= Direction =
Find every line in the records below that holds the word "para", and copy each one.
=== Task inputs ===
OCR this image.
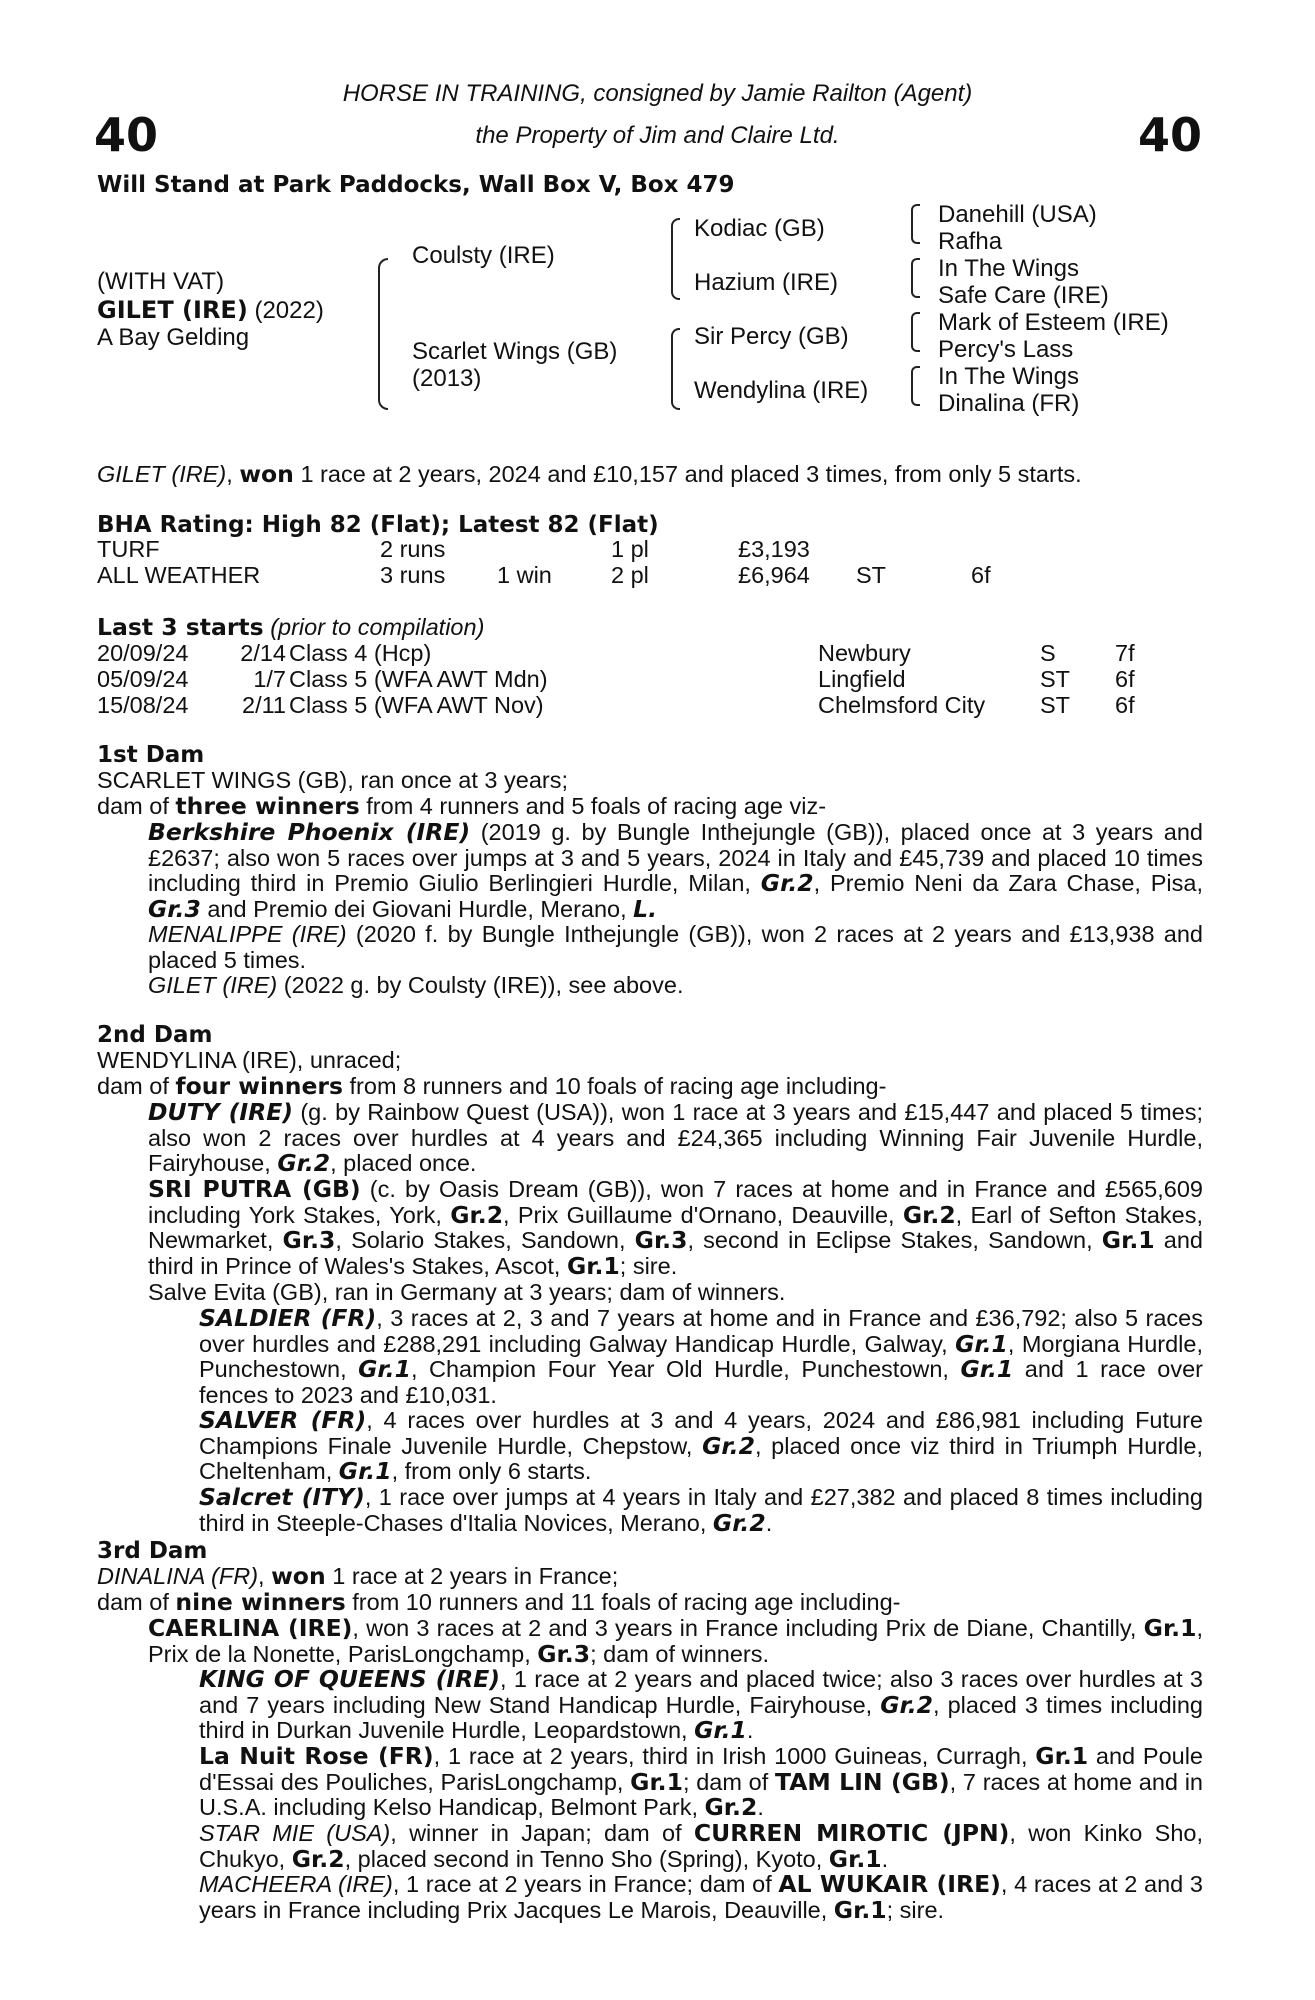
40	40
HORSE IN TRAINING, consigned by Jamie Railton (Agent)
the Property of Jim and Claire Ltd.
Will Stand at Park Paddocks, Wall Box V, Box 479
(WITH VAT)
GILET (IRE) (2022)
A Bay Gelding
Coulsty (IRE)
Scarlet Wings (GB)
(2013)
Kodiac (GB)
Hazium (IRE)
Sir Percy (GB)
Wendylina (IRE)
Danehill (USA)
Rafha
In The Wings
Safe Care (IRE)
Mark of Esteem (IRE)
Percy's Lass
In The Wings
Dinalina (FR)
GILET (IRE), won 1 race at 2 years, 2024 and £10,157 and placed 3 times, from only 5 starts.
BHA Rating: High 82 (Flat); Latest 82 (Flat)
TURF	2 runs	1 pl	£3,193
ALL WEATHER	3 runs 1 win	2 pl	£6,964 ST	6f
Last 3 starts (prior to compilation)
20/09/24	2/14 Class 4 (Hcp)	Newbury	S	7f
05/09/24	1/7 Class 5 (WFA AWT Mdn)	Lingfield	ST 6f
15/08/24	2/11 Class 5 (WFA AWT Nov)	Chelmsford City ST 6f
1st Dam
SCARLET WINGS (GB), ran once at 3 years;
dam of three winners from 4 runners and 5 foals of racing age viz-
Berkshire Phoenix (IRE) (2019 g. by Bungle Inthejungle (GB)), placed once at 3 years and £2637; also won 5 races over jumps at 3 and 5 years, 2024 in Italy and £45,739 and placed 10 times including third in Premio Giulio Berlingieri Hurdle, Milan, Gr.2, Premio Neni da Zara Chase, Pisa, Gr.3 and Premio dei Giovani Hurdle, Merano, L.
MENALIPPE (IRE) (2020 f. by Bungle Inthejungle (GB)), won 2 races at 2 years and £13,938 and placed 5 times.
GILET (IRE) (2022 g. by Coulsty (IRE)), see above.
2nd Dam
WENDYLINA (IRE), unraced;
dam of four winners from 8 runners and 10 foals of racing age including-
DUTY (IRE) (g. by Rainbow Quest (USA)), won 1 race at 3 years and £15,447 and placed 5 times; also won 2 races over hurdles at 4 years and £24,365 including Winning Fair Juvenile Hurdle, Fairyhouse, Gr.2, placed once.
SRI PUTRA (GB) (c. by Oasis Dream (GB)), won 7 races at home and in France and £565,609 including York Stakes, York, Gr.2, Prix Guillaume d'Ornano, Deauville, Gr.2, Earl of Sefton Stakes, Newmarket, Gr.3, Solario Stakes, Sandown, Gr.3, second in Eclipse Stakes, Sandown, Gr.1 and third in Prince of Wales's Stakes, Ascot, Gr.1; sire.
Salve Evita (GB), ran in Germany at 3 years; dam of winners.
SALDIER (FR), 3 races at 2, 3 and 7 years at home and in France and £36,792; also 5 races over hurdles and £288,291 including Galway Handicap Hurdle, Galway, Gr.1, Morgiana Hurdle, Punchestown, Gr.1, Champion Four Year Old Hurdle, Punchestown, Gr.1 and 1 race over fences to 2023 and £10,031.
SALVER (FR), 4 races over hurdles at 3 and 4 years, 2024 and £86,981 including Future Champions Finale Juvenile Hurdle, Chepstow, Gr.2, placed once viz third in Triumph Hurdle, Cheltenham, Gr.1, from only 6 starts.
Salcret (ITY), 1 race over jumps at 4 years in Italy and £27,382 and placed 8 times including third in Steeple-Chases d'Italia Novices, Merano, Gr.2.
3rd Dam
DINALINA (FR), won 1 race at 2 years in France;
dam of nine winners from 10 runners and 11 foals of racing age including-
CAERLINA (IRE), won 3 races at 2 and 3 years in France including Prix de Diane, Chantilly, Gr.1, Prix de la Nonette, ParisLongchamp, Gr.3; dam of winners.
KING OF QUEENS (IRE), 1 race at 2 years and placed twice; also 3 races over hurdles at 3 and 7 years including New Stand Handicap Hurdle, Fairyhouse, Gr.2, placed 3 times including third in Durkan Juvenile Hurdle, Leopardstown, Gr.1.
La Nuit Rose (FR), 1 race at 2 years, third in Irish 1000 Guineas, Curragh, Gr.1 and Poule d'Essai des Pouliches, ParisLongchamp, Gr.1; dam of TAM LIN (GB), 7 races at home and in U.S.A. including Kelso Handicap, Belmont Park, Gr.2.
STAR MIE (USA), winner in Japan; dam of CURREN MIROTIC (JPN), won Kinko Sho, Chukyo, Gr.2, placed second in Tenno Sho (Spring), Kyoto, Gr.1.
MACHEERA (IRE), 1 race at 2 years in France; dam of AL WUKAIR (IRE), 4 races at 2 and 3 years in France including Prix Jacques Le Marois, Deauville, Gr.1; sire.
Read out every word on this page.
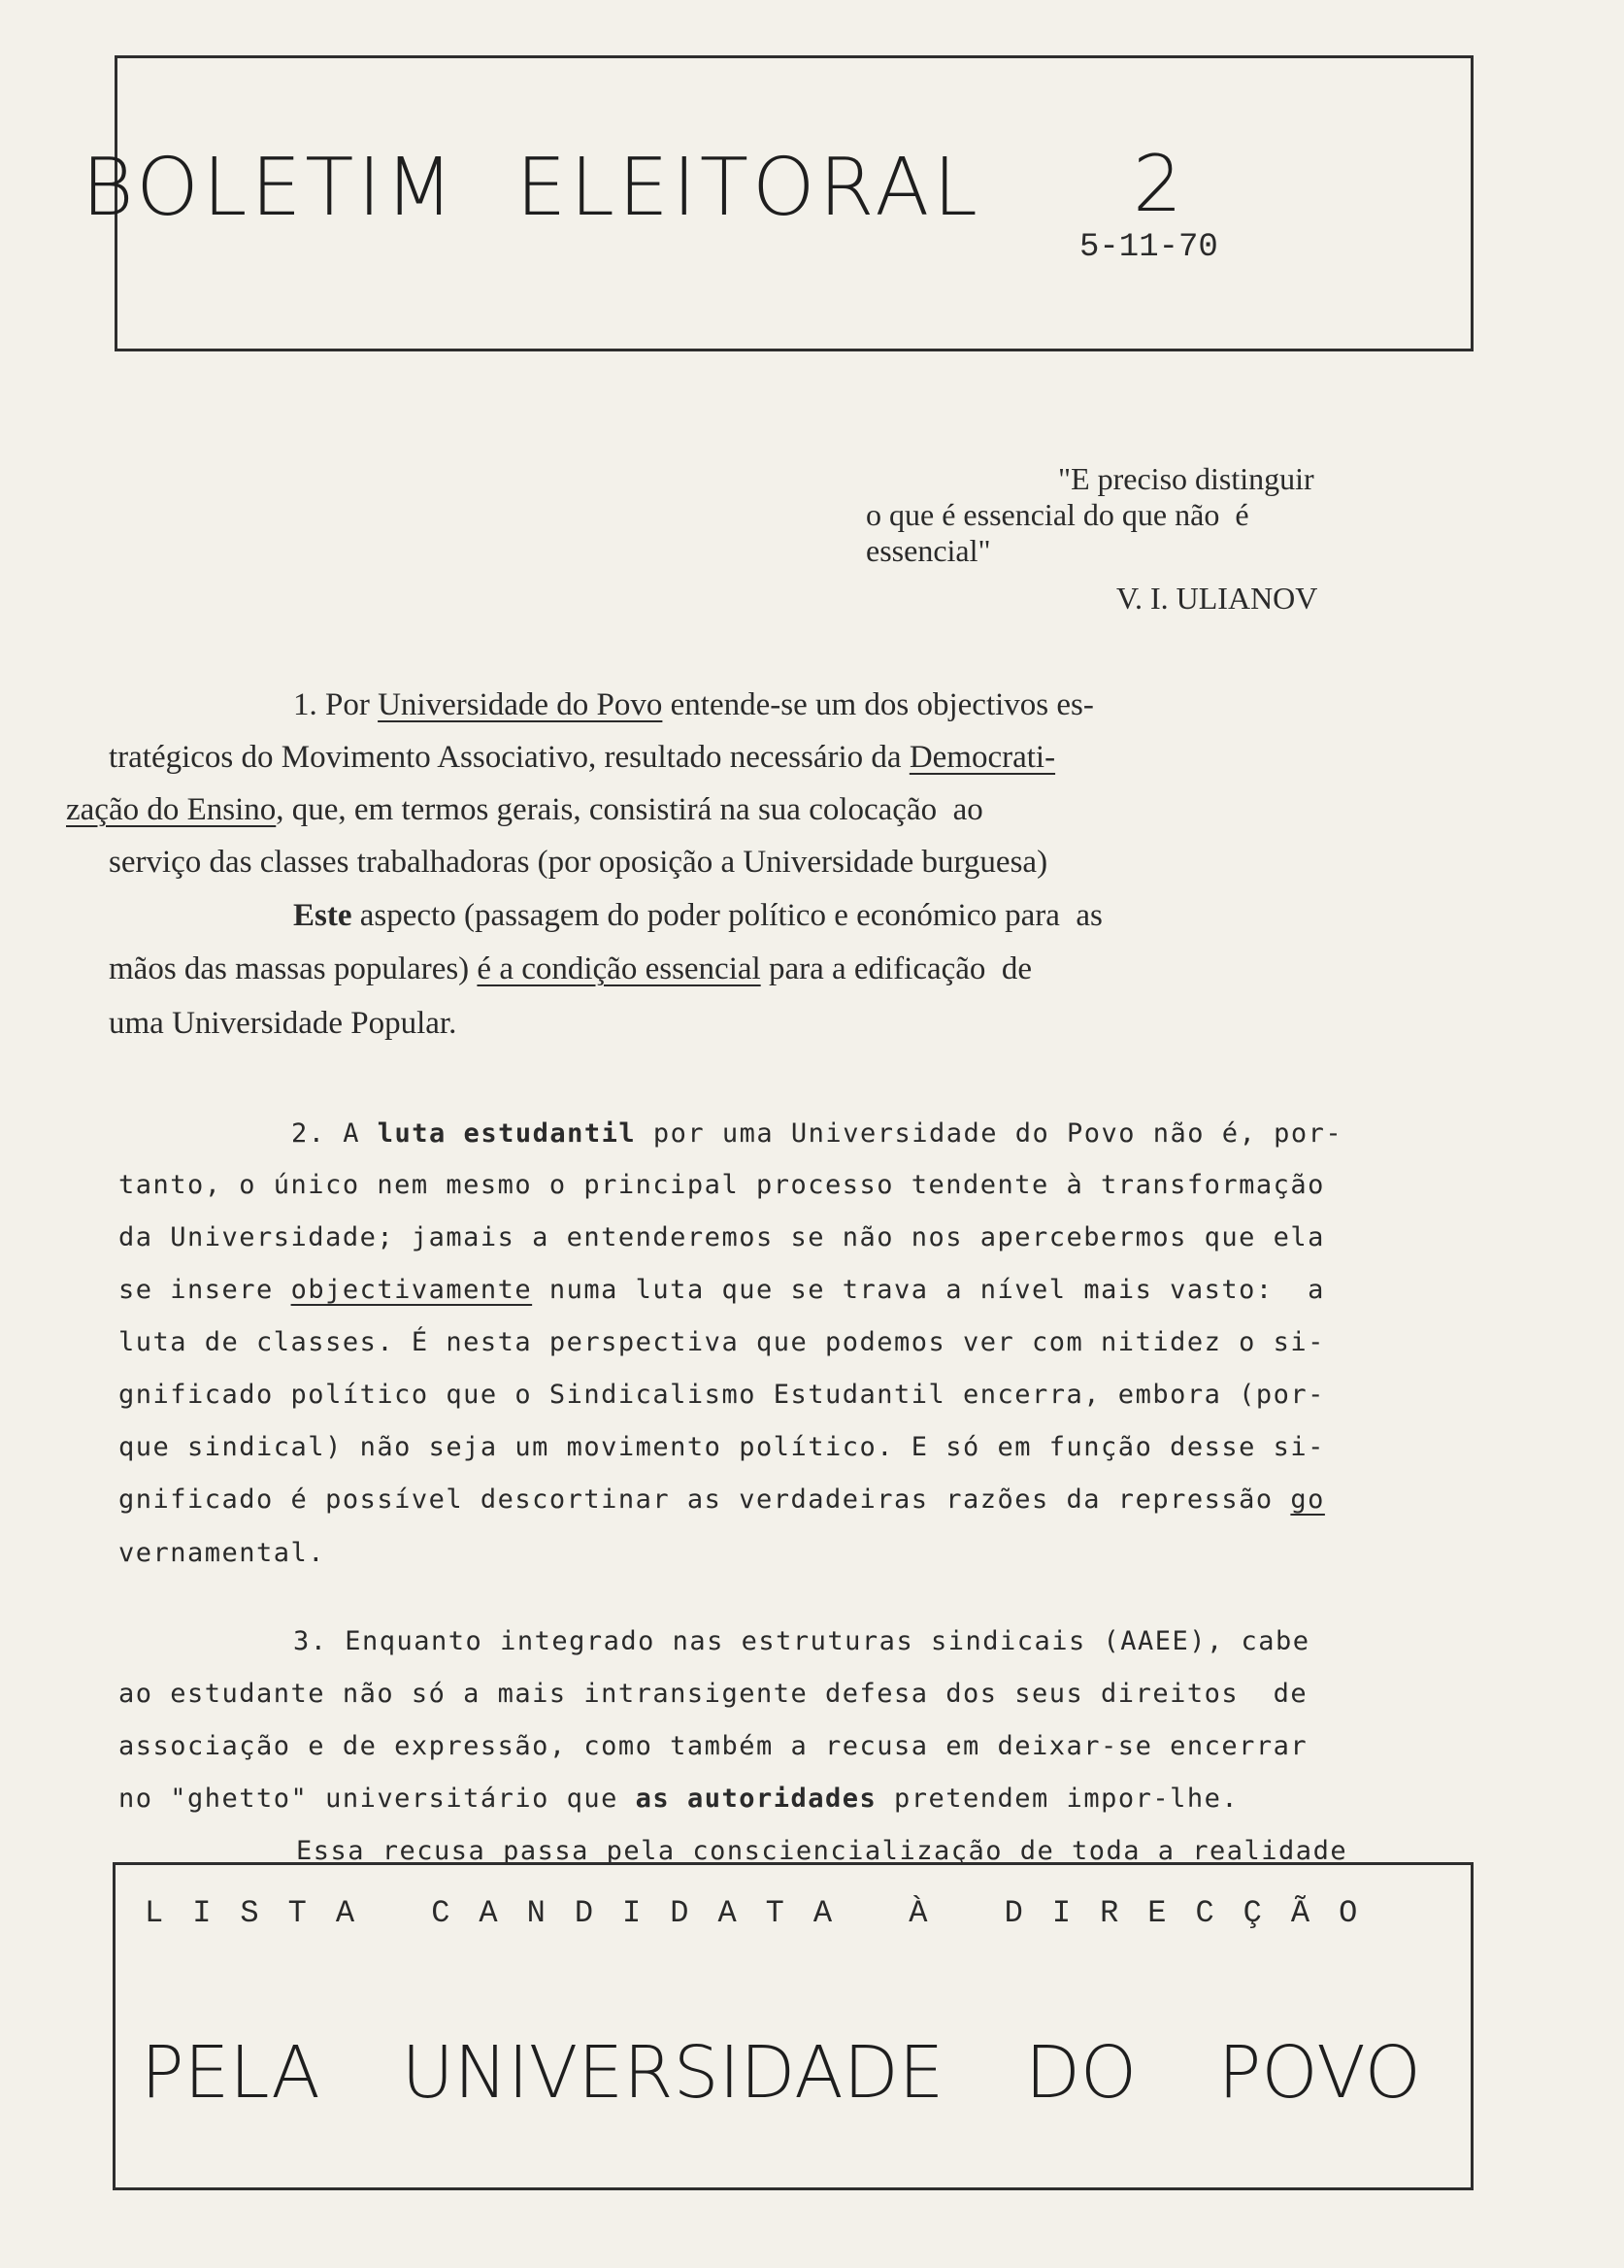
BOLETIM  ELEITORAL 2
5-11-70
"E preciso distinguir
o que é essencial do que não  é
essencial"
V. I. ULIANOV
1. Por Universidade do Povo entende-se um dos objectivos es-
tratégicos do Movimento Associativo, resultado necessário da Democrati-
zação do Ensino, que, em termos gerais, consistirá na sua colocação  ao
serviço das classes trabalhadoras (por oposição a Universidade burguesa)
Este aspecto (passagem do poder político e económico para  as
mãos das massas populares) é a condição essencial para a edificação  de
uma Universidade Popular.
2. A luta estudantil por uma Universidade do Povo não é, por-
tanto, o único nem mesmo o principal processo tendente à transformação
da Universidade; jamais a entenderemos se não nos apercebermos que ela
se insere objectivamente numa luta que se trava a nível mais vasto:  a
luta de classes. É nesta perspectiva que podemos ver com nitidez o si-
gnificado político que o Sindicalismo Estudantil encerra, embora (por-
que sindical) não seja um movimento político. E só em função desse si-
gnificado é possível descortinar as verdadeiras razões da repressão go
vernamental.
3. Enquanto integrado nas estruturas sindicais (AAEE), cabe
ao estudante não só a mais intransigente defesa dos seus direitos  de
associação e de expressão, como também a recusa em deixar-se encerrar
no "ghetto" universitário que as autoridades pretendem impor-lhe.
Essa recusa passa pela consciencialização de toda a realidade
LISTA CANDIDATA À DIRECÇÃO
PELA UNIVERSIDADE DO POVO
===
= Completed exercise =
Este aspecto (passagem do poder político e económico para  as
mãos das massas populares) é a condição essencial para a edificação  de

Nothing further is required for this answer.